### CHALLENGE
Go through the material below and copy each line where the word "marker" appears.

** start LISTING **

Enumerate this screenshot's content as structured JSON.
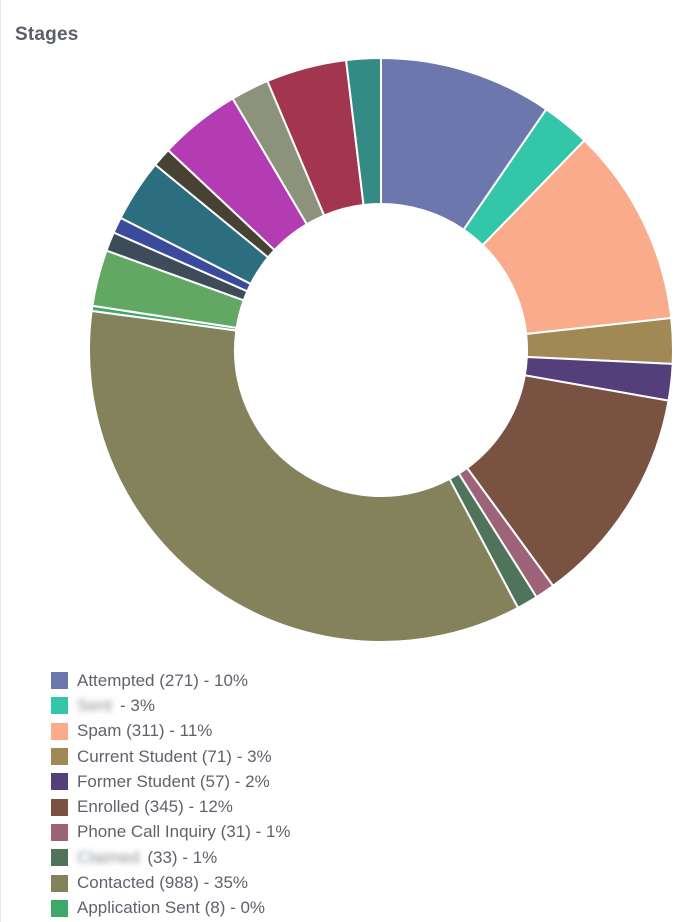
{
  "title": "Stages",
  "chart_data": {
    "type": "pie",
    "donut": true,
    "legend_position": "bottom",
    "slices": [
      {
        "label": "Attempted",
        "value": 271,
        "percent": "10%",
        "color": "#6c78ad"
      },
      {
        "label": "Sent",
        "value": 76,
        "percent": "3%",
        "color": "#33c6a8",
        "obscured": true
      },
      {
        "label": "Spam",
        "value": 311,
        "percent": "11%",
        "color": "#f9ab8c"
      },
      {
        "label": "Current Student",
        "value": 71,
        "percent": "3%",
        "color": "#a08955"
      },
      {
        "label": "Former Student",
        "value": 57,
        "percent": "2%",
        "color": "#553f7b"
      },
      {
        "label": "Enrolled",
        "value": 345,
        "percent": "12%",
        "color": "#7a5242"
      },
      {
        "label": "Phone Call Inquiry",
        "value": 31,
        "percent": "1%",
        "color": "#9c6379"
      },
      {
        "label": "Claimed",
        "value": 33,
        "percent": "1%",
        "color": "#4f735b",
        "obscured": true
      },
      {
        "label": "Contacted",
        "value": 988,
        "percent": "35%",
        "color": "#84825a"
      },
      {
        "label": "Application Sent",
        "value": 8,
        "percent": "0%",
        "color": "#3ea86a"
      },
      {
        "label": "",
        "value": 88,
        "color": "#62a864",
        "in_legend": false
      },
      {
        "label": "",
        "value": 30,
        "color": "#3e4c59",
        "in_legend": false
      },
      {
        "label": "",
        "value": 25,
        "color": "#3a4a9c",
        "in_legend": false
      },
      {
        "label": "",
        "value": 98,
        "color": "#2c6e80",
        "in_legend": false
      },
      {
        "label": "",
        "value": 30,
        "color": "#474234",
        "in_legend": false
      },
      {
        "label": "",
        "value": 128,
        "color": "#b43cb3",
        "in_legend": false
      },
      {
        "label": "",
        "value": 60,
        "color": "#8d937a",
        "in_legend": false
      },
      {
        "label": "",
        "value": 126,
        "color": "#a3364f",
        "in_legend": false
      },
      {
        "label": "",
        "value": 54,
        "color": "#348a85",
        "in_legend": false
      }
    ]
  }
}
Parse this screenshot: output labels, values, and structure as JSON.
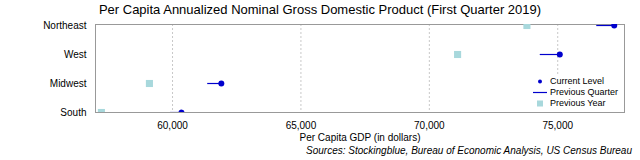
{
  "chart_data": {
    "type": "dot",
    "title": "Per Capita Annualized Nominal Gross Domestic Product (First Quarter 2019)",
    "caption": "Sources: Stockingblue, Bureau of Economic Analysis, US Census Bureau",
    "x_label": "Per Capita GDP (in dollars)",
    "orientation": "horizontal",
    "categories": [
      "Northeast",
      "West",
      "Midwest",
      "South"
    ],
    "series": [
      {
        "name": "Current Level",
        "color": "#0000cd",
        "marker": "circle",
        "values": [
          77200,
          75080,
          61900,
          60350
        ]
      },
      {
        "name": "Previous Quarter",
        "color": "#0000cd",
        "marker": "line",
        "values": [
          76500,
          74300,
          61350,
          59900
        ]
      },
      {
        "name": "Previous Year",
        "color": "#a8d8dc",
        "marker": "square",
        "values": [
          73800,
          71100,
          59100,
          57230
        ]
      }
    ],
    "xlim": [
      57000,
      77600
    ],
    "xticks": [
      {
        "value": 60000,
        "label": "60,000"
      },
      {
        "value": 65000,
        "label": "65,000"
      },
      {
        "value": 70000,
        "label": "70,000"
      },
      {
        "value": 75000,
        "label": "75,000"
      }
    ],
    "grid": true,
    "legend": "lower right"
  }
}
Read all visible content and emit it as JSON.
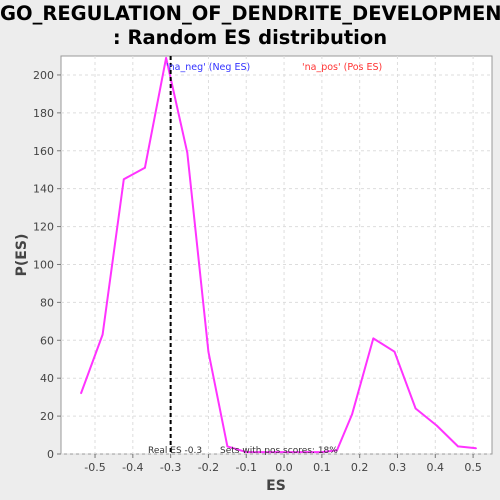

** end LISTING **

### WORKED SOLUTION
        "marker": "circle",
        "marker": "line",
        "marker": "square",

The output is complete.